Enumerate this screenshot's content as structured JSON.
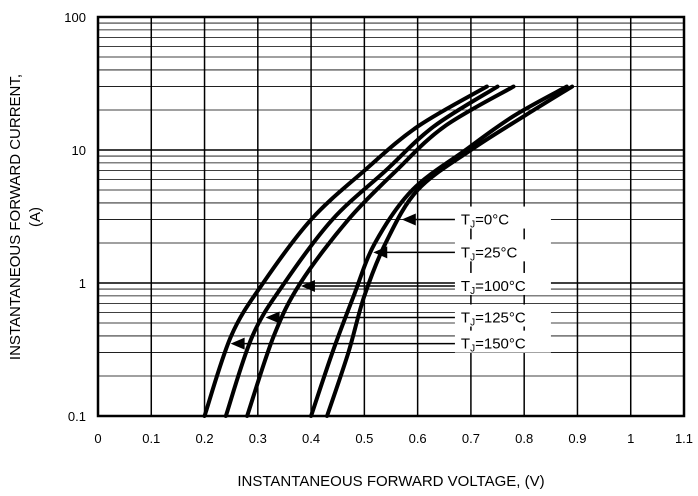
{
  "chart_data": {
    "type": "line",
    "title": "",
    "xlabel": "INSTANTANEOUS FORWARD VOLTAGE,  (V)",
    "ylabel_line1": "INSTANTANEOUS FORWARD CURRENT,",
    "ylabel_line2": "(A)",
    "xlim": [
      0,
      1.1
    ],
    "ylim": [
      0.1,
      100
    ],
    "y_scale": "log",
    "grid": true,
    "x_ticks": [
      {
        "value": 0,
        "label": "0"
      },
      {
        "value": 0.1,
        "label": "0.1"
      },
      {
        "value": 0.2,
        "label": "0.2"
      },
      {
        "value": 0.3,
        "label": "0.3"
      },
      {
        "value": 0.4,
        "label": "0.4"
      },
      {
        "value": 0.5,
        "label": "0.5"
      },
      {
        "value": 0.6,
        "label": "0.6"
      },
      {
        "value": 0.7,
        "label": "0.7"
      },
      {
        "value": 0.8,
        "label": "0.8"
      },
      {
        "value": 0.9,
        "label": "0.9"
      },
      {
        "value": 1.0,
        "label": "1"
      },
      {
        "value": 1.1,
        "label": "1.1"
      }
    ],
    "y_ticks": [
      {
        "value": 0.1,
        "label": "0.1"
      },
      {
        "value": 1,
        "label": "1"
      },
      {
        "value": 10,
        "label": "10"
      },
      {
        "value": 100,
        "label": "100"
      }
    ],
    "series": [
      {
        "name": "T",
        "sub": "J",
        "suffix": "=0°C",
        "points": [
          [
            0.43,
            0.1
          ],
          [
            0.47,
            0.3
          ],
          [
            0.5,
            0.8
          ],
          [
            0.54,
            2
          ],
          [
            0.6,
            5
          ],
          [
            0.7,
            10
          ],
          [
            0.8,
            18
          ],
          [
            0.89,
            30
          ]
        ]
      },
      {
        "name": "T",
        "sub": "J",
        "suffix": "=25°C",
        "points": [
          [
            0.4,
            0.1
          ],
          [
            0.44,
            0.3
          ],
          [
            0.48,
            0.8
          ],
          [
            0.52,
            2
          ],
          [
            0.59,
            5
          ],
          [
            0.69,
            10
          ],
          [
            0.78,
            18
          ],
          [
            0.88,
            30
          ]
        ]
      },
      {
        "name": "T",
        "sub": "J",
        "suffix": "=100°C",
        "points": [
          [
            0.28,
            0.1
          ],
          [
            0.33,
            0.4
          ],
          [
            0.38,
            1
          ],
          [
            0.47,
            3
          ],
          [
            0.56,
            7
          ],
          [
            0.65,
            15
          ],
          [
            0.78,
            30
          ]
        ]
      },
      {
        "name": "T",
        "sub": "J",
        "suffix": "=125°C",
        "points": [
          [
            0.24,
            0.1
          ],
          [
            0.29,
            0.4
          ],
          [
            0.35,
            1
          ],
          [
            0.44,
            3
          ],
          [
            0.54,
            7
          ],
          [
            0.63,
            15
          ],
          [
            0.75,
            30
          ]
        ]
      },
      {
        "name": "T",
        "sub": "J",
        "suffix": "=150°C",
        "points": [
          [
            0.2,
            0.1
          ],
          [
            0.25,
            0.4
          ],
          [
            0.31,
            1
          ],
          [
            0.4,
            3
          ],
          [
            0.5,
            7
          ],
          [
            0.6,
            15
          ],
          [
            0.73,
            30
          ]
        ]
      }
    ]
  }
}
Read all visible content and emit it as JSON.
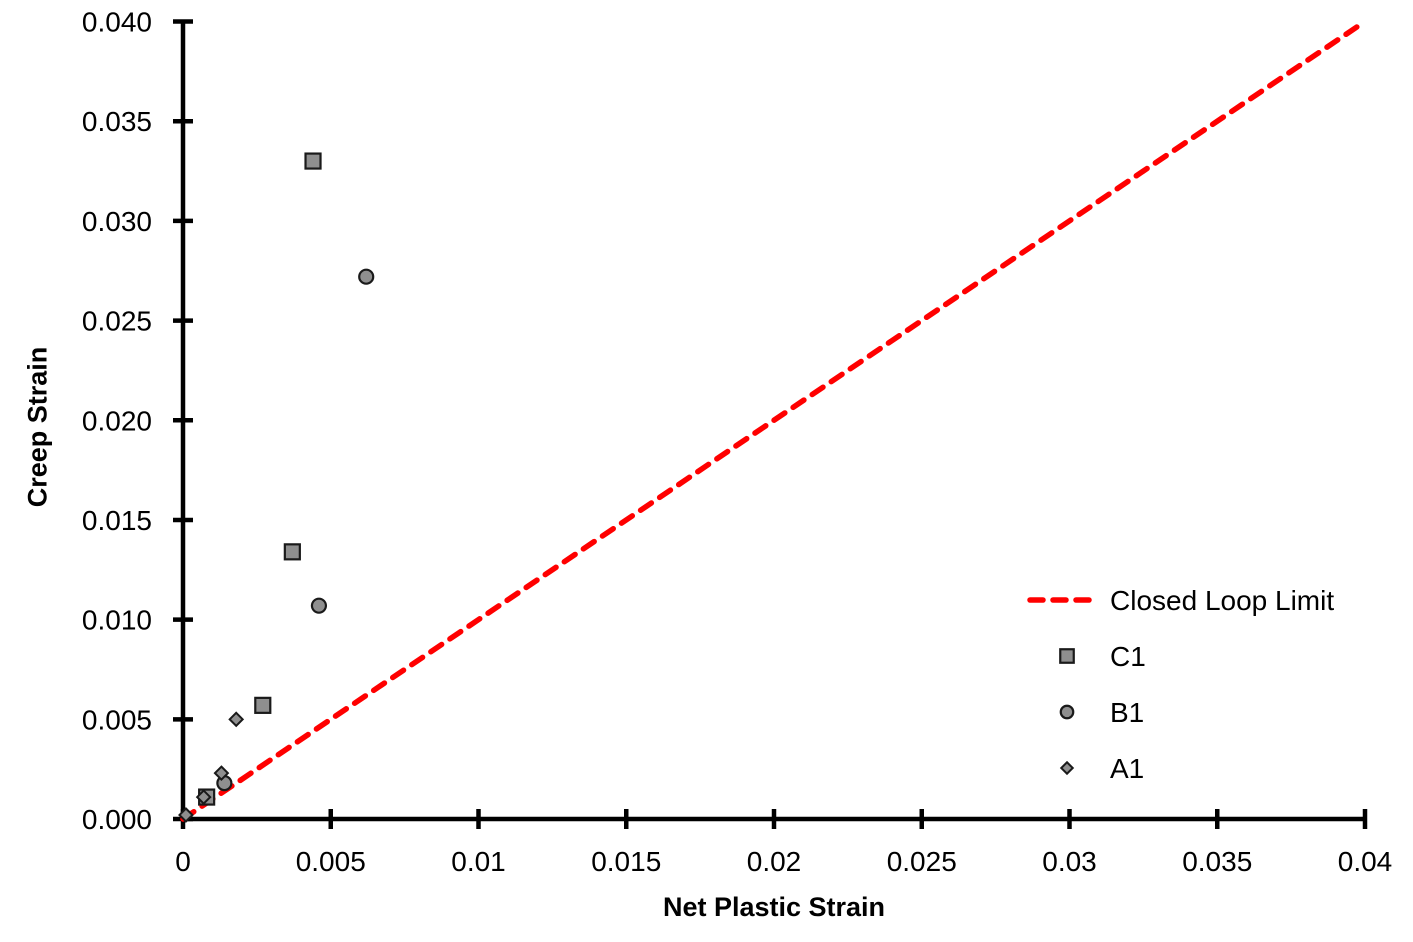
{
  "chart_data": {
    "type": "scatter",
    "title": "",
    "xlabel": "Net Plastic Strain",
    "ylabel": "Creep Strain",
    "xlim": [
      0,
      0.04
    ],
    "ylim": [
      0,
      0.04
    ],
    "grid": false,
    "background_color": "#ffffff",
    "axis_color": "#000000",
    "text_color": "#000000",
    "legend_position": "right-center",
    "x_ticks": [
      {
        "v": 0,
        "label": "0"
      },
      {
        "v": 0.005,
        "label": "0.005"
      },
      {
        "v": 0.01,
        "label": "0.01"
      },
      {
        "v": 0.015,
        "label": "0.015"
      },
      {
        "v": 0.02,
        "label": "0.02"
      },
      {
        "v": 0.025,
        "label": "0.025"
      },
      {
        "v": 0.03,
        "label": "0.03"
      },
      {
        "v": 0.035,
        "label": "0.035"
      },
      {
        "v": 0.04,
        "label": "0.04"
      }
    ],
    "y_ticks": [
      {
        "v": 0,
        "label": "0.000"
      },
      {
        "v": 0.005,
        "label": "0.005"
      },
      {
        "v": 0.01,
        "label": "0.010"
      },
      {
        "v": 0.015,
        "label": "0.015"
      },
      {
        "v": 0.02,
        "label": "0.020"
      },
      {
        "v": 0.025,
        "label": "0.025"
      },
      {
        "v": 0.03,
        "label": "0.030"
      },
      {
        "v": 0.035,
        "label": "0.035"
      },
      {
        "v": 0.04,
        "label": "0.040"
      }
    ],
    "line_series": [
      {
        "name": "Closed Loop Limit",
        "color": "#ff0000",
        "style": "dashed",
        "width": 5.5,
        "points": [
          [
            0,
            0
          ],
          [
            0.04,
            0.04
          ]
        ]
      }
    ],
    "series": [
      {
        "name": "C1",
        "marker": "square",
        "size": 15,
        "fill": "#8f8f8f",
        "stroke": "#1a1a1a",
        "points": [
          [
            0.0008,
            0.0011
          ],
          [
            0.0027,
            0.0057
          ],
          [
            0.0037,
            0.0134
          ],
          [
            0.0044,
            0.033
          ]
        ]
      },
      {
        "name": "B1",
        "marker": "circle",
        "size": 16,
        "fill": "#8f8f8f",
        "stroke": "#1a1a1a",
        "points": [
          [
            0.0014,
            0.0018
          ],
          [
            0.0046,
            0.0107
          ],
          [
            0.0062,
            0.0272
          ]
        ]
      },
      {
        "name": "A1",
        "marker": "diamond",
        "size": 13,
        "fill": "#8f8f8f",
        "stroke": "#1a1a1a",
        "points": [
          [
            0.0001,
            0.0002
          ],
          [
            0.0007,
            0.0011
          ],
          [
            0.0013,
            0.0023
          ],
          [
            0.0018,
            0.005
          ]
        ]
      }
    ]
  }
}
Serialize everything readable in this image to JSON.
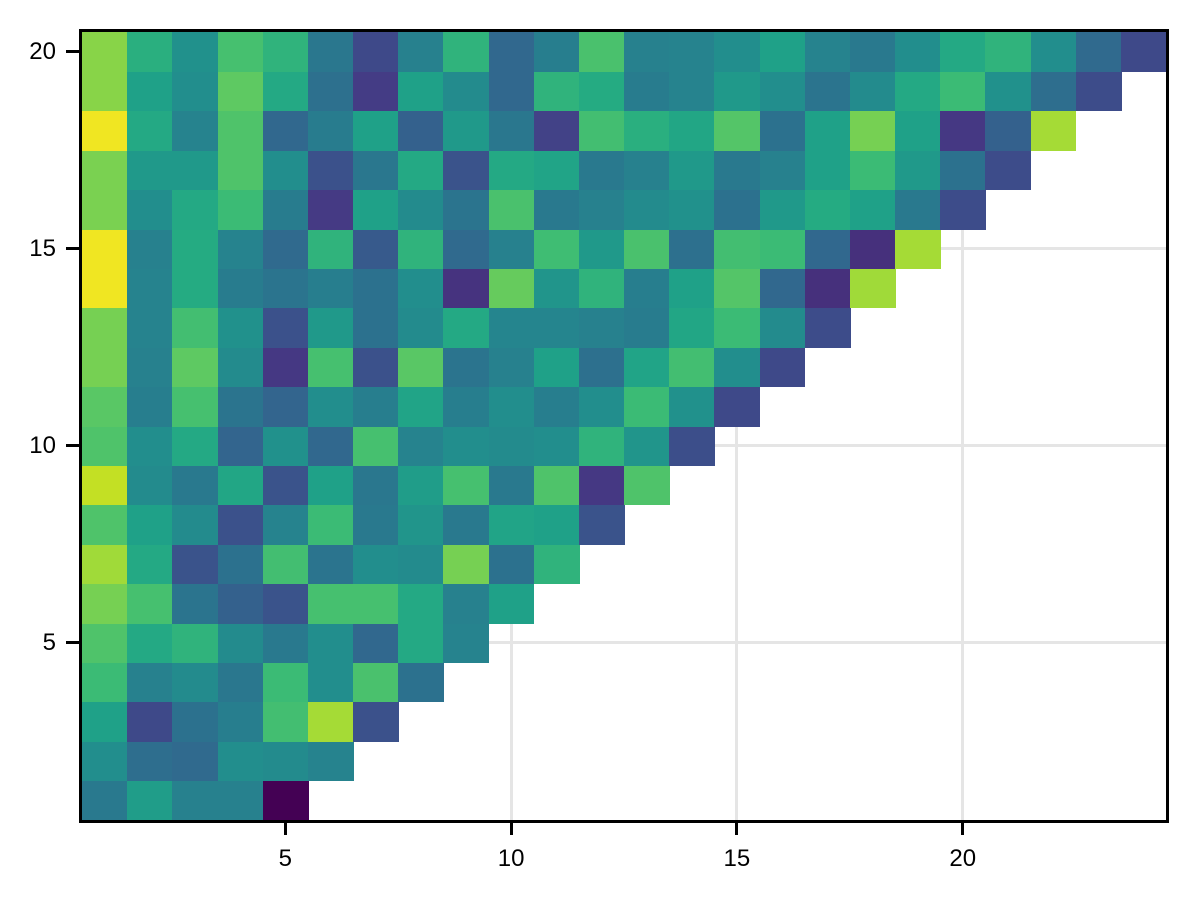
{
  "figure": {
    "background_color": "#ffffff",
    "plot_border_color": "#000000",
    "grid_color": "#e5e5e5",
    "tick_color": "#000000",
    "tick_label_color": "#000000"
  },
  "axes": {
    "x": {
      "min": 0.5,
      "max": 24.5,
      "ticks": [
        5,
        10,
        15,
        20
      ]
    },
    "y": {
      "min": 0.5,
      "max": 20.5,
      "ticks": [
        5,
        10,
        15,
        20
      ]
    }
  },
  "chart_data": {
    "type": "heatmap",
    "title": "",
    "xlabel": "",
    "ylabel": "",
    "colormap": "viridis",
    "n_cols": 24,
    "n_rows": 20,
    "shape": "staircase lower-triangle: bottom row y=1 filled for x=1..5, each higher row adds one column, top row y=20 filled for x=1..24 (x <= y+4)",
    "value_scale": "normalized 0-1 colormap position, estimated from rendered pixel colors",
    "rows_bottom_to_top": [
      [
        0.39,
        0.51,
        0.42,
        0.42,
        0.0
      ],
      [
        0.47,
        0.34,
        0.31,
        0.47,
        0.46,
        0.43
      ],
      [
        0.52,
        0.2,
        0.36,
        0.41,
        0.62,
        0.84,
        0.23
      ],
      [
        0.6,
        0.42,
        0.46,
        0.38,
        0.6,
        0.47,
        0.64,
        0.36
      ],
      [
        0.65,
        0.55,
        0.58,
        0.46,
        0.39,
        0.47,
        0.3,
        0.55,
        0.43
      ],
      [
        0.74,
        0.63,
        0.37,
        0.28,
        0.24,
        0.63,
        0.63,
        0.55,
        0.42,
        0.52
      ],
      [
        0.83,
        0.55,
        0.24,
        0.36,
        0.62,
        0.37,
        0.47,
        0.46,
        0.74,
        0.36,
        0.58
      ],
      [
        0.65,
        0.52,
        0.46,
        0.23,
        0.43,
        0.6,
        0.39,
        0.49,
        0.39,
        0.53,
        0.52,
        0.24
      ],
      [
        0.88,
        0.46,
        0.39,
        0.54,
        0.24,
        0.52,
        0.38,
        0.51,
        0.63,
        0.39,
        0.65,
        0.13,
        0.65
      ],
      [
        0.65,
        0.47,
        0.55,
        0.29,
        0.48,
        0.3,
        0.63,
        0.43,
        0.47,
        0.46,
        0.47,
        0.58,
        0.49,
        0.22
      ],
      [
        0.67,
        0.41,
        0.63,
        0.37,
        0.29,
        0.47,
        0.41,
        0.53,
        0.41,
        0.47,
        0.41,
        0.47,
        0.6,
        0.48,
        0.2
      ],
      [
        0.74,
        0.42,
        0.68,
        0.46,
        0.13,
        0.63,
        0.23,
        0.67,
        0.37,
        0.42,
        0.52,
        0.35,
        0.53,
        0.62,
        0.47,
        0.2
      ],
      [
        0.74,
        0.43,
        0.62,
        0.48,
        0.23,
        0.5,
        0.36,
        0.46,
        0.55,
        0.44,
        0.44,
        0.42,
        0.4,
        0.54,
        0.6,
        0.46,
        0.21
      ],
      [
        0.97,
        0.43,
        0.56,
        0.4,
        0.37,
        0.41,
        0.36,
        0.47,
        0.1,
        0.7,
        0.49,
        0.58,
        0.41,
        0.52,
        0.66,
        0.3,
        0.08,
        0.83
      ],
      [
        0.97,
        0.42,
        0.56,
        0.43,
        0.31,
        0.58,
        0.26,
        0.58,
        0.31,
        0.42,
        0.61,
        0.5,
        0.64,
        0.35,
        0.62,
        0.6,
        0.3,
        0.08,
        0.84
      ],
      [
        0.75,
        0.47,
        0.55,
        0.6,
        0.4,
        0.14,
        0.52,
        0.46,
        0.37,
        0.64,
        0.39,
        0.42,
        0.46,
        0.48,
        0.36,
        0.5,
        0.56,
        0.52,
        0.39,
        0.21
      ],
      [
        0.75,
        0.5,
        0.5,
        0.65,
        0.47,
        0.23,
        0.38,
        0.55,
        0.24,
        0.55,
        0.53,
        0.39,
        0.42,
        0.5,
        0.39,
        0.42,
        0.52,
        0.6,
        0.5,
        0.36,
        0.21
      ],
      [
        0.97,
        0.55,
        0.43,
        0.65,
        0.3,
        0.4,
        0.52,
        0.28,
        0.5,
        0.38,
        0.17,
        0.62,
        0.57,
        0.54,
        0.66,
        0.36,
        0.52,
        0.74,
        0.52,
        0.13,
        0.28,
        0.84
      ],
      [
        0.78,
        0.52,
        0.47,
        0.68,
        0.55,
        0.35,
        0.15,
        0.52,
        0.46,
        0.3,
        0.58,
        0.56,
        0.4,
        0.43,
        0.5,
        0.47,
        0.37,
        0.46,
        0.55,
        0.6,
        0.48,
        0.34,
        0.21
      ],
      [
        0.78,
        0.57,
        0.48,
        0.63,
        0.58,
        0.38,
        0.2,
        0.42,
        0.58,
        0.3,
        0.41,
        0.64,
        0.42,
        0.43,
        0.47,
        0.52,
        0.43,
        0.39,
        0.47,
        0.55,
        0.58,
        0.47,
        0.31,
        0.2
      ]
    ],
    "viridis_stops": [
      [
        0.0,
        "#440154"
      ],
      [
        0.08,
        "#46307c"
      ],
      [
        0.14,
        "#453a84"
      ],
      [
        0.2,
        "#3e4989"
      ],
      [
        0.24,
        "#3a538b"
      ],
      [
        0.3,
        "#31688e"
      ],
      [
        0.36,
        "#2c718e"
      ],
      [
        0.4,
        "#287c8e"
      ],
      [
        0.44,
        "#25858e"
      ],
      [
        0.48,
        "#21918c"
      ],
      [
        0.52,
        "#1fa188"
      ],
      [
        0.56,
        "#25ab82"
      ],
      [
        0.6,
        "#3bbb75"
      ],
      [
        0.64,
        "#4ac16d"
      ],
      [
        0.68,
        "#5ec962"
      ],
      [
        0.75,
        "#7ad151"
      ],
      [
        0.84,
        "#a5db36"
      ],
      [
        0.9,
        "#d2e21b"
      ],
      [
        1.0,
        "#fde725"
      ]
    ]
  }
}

* * * * * * *

**TASK STATEMENT:** Of the lines above, copy each that contains "type".

**RESPONSE:**
    "type": "line",
    "type": "scatter",
    "type": "heatmap",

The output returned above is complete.